--- Start of EXERCISE MATERIALS ---

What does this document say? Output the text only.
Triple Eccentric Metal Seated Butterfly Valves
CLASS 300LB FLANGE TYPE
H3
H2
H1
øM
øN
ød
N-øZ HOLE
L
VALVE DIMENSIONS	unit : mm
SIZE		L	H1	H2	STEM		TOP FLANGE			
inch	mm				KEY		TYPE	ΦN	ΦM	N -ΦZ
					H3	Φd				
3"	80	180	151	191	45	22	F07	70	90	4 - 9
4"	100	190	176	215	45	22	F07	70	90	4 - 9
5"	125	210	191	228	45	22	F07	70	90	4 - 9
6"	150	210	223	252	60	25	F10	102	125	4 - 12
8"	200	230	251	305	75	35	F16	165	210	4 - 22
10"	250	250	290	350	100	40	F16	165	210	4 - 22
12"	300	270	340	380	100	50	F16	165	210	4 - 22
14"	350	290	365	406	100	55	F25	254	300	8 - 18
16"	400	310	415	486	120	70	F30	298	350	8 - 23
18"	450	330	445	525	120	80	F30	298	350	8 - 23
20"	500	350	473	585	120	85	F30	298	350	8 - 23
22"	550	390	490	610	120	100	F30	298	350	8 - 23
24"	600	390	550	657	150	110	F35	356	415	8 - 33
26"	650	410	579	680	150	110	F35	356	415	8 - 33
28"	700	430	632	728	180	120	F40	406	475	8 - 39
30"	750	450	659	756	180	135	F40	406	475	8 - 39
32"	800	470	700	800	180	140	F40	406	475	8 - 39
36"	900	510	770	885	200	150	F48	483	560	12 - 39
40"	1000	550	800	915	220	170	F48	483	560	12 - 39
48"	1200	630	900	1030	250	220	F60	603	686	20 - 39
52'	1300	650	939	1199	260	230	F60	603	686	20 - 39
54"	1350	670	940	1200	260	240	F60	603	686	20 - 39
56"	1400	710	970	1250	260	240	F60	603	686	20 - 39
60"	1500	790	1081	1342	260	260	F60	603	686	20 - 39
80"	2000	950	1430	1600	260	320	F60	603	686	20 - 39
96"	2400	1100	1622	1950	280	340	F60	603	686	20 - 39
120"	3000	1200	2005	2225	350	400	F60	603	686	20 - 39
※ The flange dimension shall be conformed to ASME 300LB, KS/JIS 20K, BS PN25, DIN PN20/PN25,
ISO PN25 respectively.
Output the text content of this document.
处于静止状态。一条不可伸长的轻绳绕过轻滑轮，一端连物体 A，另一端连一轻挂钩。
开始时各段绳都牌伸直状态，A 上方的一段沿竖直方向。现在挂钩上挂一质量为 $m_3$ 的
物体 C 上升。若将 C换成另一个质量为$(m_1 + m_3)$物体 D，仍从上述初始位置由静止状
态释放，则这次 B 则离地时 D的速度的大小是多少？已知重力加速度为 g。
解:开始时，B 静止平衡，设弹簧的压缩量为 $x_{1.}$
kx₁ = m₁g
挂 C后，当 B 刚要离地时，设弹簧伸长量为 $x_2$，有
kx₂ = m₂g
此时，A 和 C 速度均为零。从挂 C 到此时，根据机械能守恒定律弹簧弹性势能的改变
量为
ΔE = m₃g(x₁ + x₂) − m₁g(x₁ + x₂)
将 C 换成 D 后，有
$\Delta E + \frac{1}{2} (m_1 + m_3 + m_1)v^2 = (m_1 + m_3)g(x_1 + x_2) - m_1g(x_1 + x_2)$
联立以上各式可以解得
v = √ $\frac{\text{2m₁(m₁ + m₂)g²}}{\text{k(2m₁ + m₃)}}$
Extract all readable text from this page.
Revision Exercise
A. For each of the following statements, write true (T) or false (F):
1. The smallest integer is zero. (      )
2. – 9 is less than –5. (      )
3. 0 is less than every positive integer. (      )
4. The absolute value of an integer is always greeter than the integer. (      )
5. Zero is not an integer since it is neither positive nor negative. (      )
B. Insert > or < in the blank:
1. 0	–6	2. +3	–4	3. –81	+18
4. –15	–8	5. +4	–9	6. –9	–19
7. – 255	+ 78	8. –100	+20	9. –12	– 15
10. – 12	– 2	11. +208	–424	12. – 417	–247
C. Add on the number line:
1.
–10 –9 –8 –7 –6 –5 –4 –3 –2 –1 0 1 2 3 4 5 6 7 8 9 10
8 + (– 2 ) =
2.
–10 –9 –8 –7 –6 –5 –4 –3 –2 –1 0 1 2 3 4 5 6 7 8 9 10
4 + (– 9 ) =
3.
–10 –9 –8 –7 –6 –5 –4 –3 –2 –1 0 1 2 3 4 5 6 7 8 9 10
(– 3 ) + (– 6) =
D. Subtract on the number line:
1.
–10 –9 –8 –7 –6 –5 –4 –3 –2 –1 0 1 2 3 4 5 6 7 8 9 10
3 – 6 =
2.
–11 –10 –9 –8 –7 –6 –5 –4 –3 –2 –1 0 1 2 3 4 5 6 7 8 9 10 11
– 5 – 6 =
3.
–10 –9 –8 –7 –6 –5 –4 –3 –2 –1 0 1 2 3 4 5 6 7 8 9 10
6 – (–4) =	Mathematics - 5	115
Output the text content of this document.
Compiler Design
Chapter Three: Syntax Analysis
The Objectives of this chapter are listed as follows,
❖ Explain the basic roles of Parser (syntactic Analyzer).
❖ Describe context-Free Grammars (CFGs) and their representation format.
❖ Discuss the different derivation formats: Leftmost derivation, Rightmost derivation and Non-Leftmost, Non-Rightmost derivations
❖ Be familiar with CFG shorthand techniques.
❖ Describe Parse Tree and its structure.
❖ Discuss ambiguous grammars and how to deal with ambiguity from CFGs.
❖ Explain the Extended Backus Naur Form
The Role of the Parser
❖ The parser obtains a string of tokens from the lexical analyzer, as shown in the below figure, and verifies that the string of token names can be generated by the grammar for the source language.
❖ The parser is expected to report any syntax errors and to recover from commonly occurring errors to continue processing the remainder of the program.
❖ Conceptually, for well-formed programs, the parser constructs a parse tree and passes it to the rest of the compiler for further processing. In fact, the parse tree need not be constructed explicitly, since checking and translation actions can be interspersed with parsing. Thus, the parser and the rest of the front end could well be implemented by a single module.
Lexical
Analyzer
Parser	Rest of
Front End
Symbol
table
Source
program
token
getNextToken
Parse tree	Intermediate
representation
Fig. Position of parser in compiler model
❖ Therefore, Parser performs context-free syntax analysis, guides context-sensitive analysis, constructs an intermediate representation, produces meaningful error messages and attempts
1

--- End of EXERCISE MATERIALS ---

WHAT YOU HAVE TO DO: Transcribe all the entries, keeping each one exactly as it is.

WRITTEN ANSWER:
What does this document say? Output the text only.
Triple Eccentric Metal Seated Butterfly Valves
CLASS 300LB FLANGE TYPE
H3
H2
H1
øM
øN
ød
N-øZ HOLE
L
VALVE DIMENSIONS	unit : mm
SIZE		L	H1	H2	STEM		TOP FLANGE			
inch	mm				KEY		TYPE	ΦN	ΦM	N -ΦZ
					H3	Φd				
3"	80	180	151	191	45	22	F07	70	90	4 - 9
4"	100	190	176	215	45	22	F07	70	90	4 - 9
5"	125	210	191	228	45	22	F07	70	90	4 - 9
6"	150	210	223	252	60	25	F10	102	125	4 - 12
8"	200	230	251	305	75	35	F16	165	210	4 - 22
10"	250	250	290	350	100	40	F16	165	210	4 - 22
12"	300	270	340	380	100	50	F16	165	210	4 - 22
14"	350	290	365	406	100	55	F25	254	300	8 - 18
16"	400	310	415	486	120	70	F30	298	350	8 - 23
18"	450	330	445	525	120	80	F30	298	350	8 - 23
20"	500	350	473	585	120	85	F30	298	350	8 - 23
22"	550	390	490	610	120	100	F30	298	350	8 - 23
24"	600	390	550	657	150	110	F35	356	415	8 - 33
26"	650	410	579	680	150	110	F35	356	415	8 - 33
28"	700	430	632	728	180	120	F40	406	475	8 - 39
30"	750	450	659	756	180	135	F40	406	475	8 - 39
32"	800	470	700	800	180	140	F40	406	475	8 - 39
36"	900	510	770	885	200	150	F48	483	560	12 - 39
40"	1000	550	800	915	220	170	F48	483	560	12 - 39
48"	1200	630	900	1030	250	220	F60	603	686	20 - 39
52'	1300	650	939	1199	260	230	F60	603	686	20 - 39
54"	1350	670	940	1200	260	240	F60	603	686	20 - 39
56"	1400	710	970	1250	260	240	F60	603	686	20 - 39
60"	1500	790	1081	1342	260	260	F60	603	686	20 - 39
80"	2000	950	1430	1600	260	320	F60	603	686	20 - 39
96"	2400	1100	1622	1950	280	340	F60	603	686	20 - 39
120"	3000	1200	2005	2225	350	400	F60	603	686	20 - 39
※ The flange dimension shall be conformed to ASME 300LB, KS/JIS 20K, BS PN25, DIN PN20/PN25,
ISO PN25 respectively.
Output the text content of this document.
处于静止状态。一条不可伸长的轻绳绕过轻滑轮，一端连物体 A，另一端连一轻挂钩。
开始时各段绳都牌伸直状态，A 上方的一段沿竖直方向。现在挂钩上挂一质量为 $m_3$ 的
物体 C 上升。若将 C换成另一个质量为$(m_1 + m_3)$物体 D，仍从上述初始位置由静止状
态释放，则这次 B 则离地时 D的速度的大小是多少？已知重力加速度为 g。
解:开始时，B 静止平衡，设弹簧的压缩量为 $x_{1.}$
kx₁ = m₁g
挂 C后，当 B 刚要离地时，设弹簧伸长量为 $x_2$，有
kx₂ = m₂g
此时，A 和 C 速度均为零。从挂 C 到此时，根据机械能守恒定律弹簧弹性势能的改变
量为
ΔE = m₃g(x₁ + x₂) − m₁g(x₁ + x₂)
将 C 换成 D 后，有
$\Delta E + \frac{1}{2} (m_1 + m_3 + m_1)v^2 = (m_1 + m_3)g(x_1 + x_2) - m_1g(x_1 + x_2)$
联立以上各式可以解得
v = √ $\frac{\text{2m₁(m₁ + m₂)g²}}{\text{k(2m₁ + m₃)}}$
Extract all readable text from this page.
Revision Exercise
A. For each of the following statements, write true (T) or false (F):
1. The smallest integer is zero. (      )
2. – 9 is less than –5. (      )
3. 0 is less than every positive integer. (      )
4. The absolute value of an integer is always greeter than the integer. (      )
5. Zero is not an integer since it is neither positive nor negative. (      )
B. Insert > or < in the blank:
1. 0	–6	2. +3	–4	3. –81	+18
4. –15	–8	5. +4	–9	6. –9	–19
7. – 255	+ 78	8. –100	+20	9. –12	– 15
10. – 12	– 2	11. +208	–424	12. – 417	–247
C. Add on the number line:
1.
–10 –9 –8 –7 –6 –5 –4 –3 –2 –1 0 1 2 3 4 5 6 7 8 9 10
8 + (– 2 ) =
2.
–10 –9 –8 –7 –6 –5 –4 –3 –2 –1 0 1 2 3 4 5 6 7 8 9 10
4 + (– 9 ) =
3.
–10 –9 –8 –7 –6 –5 –4 –3 –2 –1 0 1 2 3 4 5 6 7 8 9 10
(– 3 ) + (– 6) =
D. Subtract on the number line:
1.
–10 –9 –8 –7 –6 –5 –4 –3 –2 –1 0 1 2 3 4 5 6 7 8 9 10
3 – 6 =
2.
–11 –10 –9 –8 –7 –6 –5 –4 –3 –2 –1 0 1 2 3 4 5 6 7 8 9 10 11
– 5 – 6 =
3.
–10 –9 –8 –7 –6 –5 –4 –3 –2 –1 0 1 2 3 4 5 6 7 8 9 10
6 – (–4) =	Mathematics - 5	115
Output the text content of this document.
Compiler Design
Chapter Three: Syntax Analysis
The Objectives of this chapter are listed as follows,
❖ Explain the basic roles of Parser (syntactic Analyzer).
❖ Describe context-Free Grammars (CFGs) and their representation format.
❖ Discuss the different derivation formats: Leftmost derivation, Rightmost derivation and Non-Leftmost, Non-Rightmost derivations
❖ Be familiar with CFG shorthand techniques.
❖ Describe Parse Tree and its structure.
❖ Discuss ambiguous grammars and how to deal with ambiguity from CFGs.
❖ Explain the Extended Backus Naur Form
The Role of the Parser
❖ The parser obtains a string of tokens from the lexical analyzer, as shown in the below figure, and verifies that the string of token names can be generated by the grammar for the source language.
❖ The parser is expected to report any syntax errors and to recover from commonly occurring errors to continue processing the remainder of the program.
❖ Conceptually, for well-formed programs, the parser constructs a parse tree and passes it to the rest of the compiler for further processing. In fact, the parse tree need not be constructed explicitly, since checking and translation actions can be interspersed with parsing. Thus, the parser and the rest of the front end could well be implemented by a single module.
Lexical
Analyzer
Parser	Rest of
Front End
Symbol
table
Source
program
token
getNextToken
Parse tree	Intermediate
representation
Fig. Position of parser in compiler model
❖ Therefore, Parser performs context-free syntax analysis, guides context-sensitive analysis, constructs an intermediate representation, produces meaningful error messages and attempts
1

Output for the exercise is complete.